**DATASET ROWS:**
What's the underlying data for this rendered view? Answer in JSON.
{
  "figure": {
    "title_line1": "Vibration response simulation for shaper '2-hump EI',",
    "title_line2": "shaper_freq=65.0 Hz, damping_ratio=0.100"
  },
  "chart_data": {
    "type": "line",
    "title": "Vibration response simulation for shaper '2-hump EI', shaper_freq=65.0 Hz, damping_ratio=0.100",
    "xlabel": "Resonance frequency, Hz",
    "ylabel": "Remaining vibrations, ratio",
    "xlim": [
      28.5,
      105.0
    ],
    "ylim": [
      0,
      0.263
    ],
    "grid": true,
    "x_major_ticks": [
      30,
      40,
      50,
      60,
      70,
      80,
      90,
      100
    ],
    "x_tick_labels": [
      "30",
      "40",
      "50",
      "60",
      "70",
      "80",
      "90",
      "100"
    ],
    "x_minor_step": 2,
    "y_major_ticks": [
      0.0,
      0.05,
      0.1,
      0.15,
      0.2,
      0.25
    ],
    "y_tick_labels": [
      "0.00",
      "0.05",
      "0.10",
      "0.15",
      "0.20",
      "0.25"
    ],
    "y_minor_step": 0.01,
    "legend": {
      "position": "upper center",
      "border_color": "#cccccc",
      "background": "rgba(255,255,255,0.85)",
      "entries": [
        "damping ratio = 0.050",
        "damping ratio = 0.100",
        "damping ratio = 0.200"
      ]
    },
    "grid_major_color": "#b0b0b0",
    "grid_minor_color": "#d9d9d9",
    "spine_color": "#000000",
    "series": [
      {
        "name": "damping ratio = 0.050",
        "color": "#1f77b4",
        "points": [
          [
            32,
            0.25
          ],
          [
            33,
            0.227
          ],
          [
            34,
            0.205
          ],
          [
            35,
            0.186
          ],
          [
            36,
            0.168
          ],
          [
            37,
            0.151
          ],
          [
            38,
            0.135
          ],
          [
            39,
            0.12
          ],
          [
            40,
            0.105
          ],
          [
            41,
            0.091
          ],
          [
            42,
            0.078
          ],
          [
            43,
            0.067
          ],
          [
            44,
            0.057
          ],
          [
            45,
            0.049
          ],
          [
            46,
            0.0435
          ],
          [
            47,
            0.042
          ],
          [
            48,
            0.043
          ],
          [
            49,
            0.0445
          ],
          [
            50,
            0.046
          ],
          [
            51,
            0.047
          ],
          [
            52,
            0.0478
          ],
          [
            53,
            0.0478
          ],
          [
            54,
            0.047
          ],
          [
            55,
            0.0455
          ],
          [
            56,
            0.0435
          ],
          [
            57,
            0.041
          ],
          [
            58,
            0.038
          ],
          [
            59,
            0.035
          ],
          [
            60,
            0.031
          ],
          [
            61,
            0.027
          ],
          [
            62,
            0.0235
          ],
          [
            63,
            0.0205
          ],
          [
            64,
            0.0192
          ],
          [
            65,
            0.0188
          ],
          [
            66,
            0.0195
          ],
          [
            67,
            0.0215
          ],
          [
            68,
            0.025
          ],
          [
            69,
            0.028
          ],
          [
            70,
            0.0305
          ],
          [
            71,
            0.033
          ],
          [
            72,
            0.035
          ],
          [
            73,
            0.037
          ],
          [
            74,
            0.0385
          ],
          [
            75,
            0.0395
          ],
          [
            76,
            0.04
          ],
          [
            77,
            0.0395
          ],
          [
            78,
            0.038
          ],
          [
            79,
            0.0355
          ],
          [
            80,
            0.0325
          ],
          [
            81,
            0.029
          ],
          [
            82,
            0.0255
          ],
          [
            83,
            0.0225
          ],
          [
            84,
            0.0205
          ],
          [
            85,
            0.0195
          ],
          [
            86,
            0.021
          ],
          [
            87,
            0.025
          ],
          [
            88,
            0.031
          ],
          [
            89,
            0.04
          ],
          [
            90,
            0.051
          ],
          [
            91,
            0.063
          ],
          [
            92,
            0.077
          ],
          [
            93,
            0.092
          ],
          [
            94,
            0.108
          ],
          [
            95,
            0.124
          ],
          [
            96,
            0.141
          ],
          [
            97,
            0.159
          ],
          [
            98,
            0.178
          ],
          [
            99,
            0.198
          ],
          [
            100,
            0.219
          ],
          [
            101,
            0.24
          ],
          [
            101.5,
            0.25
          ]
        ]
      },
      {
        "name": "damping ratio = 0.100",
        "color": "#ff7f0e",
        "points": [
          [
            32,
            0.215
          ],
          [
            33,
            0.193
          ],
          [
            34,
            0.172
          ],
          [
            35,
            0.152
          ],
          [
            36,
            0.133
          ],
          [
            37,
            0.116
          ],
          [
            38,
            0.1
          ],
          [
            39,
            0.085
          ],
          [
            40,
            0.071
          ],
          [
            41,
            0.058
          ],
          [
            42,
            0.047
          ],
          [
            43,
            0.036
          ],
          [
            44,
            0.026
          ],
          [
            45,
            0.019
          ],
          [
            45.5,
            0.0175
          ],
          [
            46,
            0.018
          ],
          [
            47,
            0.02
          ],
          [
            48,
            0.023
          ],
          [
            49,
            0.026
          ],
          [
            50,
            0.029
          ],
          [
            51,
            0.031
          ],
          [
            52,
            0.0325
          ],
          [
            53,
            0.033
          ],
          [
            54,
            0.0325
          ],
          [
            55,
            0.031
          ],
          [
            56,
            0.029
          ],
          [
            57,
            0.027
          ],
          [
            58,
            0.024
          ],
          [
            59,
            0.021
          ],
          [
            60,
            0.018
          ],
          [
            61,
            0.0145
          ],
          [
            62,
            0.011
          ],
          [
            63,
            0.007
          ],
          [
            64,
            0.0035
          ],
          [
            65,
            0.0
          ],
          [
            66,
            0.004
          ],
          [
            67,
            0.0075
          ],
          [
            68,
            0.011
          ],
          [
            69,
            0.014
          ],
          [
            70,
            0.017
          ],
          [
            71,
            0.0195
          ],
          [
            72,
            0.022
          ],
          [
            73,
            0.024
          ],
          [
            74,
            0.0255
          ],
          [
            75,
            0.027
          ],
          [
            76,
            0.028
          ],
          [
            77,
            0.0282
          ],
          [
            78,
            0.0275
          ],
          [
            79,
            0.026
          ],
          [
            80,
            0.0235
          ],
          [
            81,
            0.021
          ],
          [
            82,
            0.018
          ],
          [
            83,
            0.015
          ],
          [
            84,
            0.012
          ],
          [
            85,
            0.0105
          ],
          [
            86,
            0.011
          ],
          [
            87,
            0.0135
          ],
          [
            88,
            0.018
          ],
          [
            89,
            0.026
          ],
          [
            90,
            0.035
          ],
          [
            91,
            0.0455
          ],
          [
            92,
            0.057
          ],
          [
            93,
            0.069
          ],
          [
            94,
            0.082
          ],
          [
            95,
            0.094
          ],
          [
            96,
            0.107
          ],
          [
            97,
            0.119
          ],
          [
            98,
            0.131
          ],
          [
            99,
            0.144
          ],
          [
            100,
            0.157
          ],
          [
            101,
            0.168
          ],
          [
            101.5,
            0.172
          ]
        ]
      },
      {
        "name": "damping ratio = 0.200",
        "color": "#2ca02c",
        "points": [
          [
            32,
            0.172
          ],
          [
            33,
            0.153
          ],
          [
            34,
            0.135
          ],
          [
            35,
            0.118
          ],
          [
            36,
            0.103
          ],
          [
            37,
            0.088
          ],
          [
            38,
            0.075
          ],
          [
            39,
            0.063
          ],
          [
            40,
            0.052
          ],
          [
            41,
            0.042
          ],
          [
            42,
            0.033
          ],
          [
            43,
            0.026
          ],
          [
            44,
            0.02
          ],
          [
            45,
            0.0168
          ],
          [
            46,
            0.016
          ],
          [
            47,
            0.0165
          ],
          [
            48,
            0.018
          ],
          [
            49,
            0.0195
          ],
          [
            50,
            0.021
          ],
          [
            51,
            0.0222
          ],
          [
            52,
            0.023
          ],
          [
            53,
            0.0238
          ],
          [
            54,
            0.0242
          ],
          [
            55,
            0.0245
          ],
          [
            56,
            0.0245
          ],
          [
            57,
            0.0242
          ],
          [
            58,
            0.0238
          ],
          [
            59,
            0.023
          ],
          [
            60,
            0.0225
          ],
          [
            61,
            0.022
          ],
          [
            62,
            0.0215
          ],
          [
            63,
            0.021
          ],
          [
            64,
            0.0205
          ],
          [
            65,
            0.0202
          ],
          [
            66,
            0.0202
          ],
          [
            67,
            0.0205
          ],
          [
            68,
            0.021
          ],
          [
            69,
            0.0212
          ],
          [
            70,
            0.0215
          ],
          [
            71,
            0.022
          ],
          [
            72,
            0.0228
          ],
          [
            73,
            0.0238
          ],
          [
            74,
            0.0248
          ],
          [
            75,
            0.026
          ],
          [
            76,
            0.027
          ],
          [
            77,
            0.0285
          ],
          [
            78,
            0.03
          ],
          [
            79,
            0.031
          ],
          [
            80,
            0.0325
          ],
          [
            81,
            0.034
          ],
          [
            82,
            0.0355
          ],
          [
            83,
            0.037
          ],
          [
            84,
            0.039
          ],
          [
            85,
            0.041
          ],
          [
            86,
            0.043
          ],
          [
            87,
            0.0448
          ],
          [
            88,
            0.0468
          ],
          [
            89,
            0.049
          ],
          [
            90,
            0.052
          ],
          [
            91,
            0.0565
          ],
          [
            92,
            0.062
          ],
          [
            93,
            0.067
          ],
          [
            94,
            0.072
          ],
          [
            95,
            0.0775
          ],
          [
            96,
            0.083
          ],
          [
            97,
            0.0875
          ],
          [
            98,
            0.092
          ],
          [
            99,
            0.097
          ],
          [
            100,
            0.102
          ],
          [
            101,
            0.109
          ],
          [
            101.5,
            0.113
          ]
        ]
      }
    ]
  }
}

**WHAT YOU SHOULD DO:** Copy out every line holding the string "hump".

**EXERCISE RESULT:**
    "title_line1": "Vibration response simulation for shaper '2-hump EI',",
    "title": "Vibration response simulation for shaper '2-hump EI', shaper_freq=65.0 Hz, damping_ratio=0.100",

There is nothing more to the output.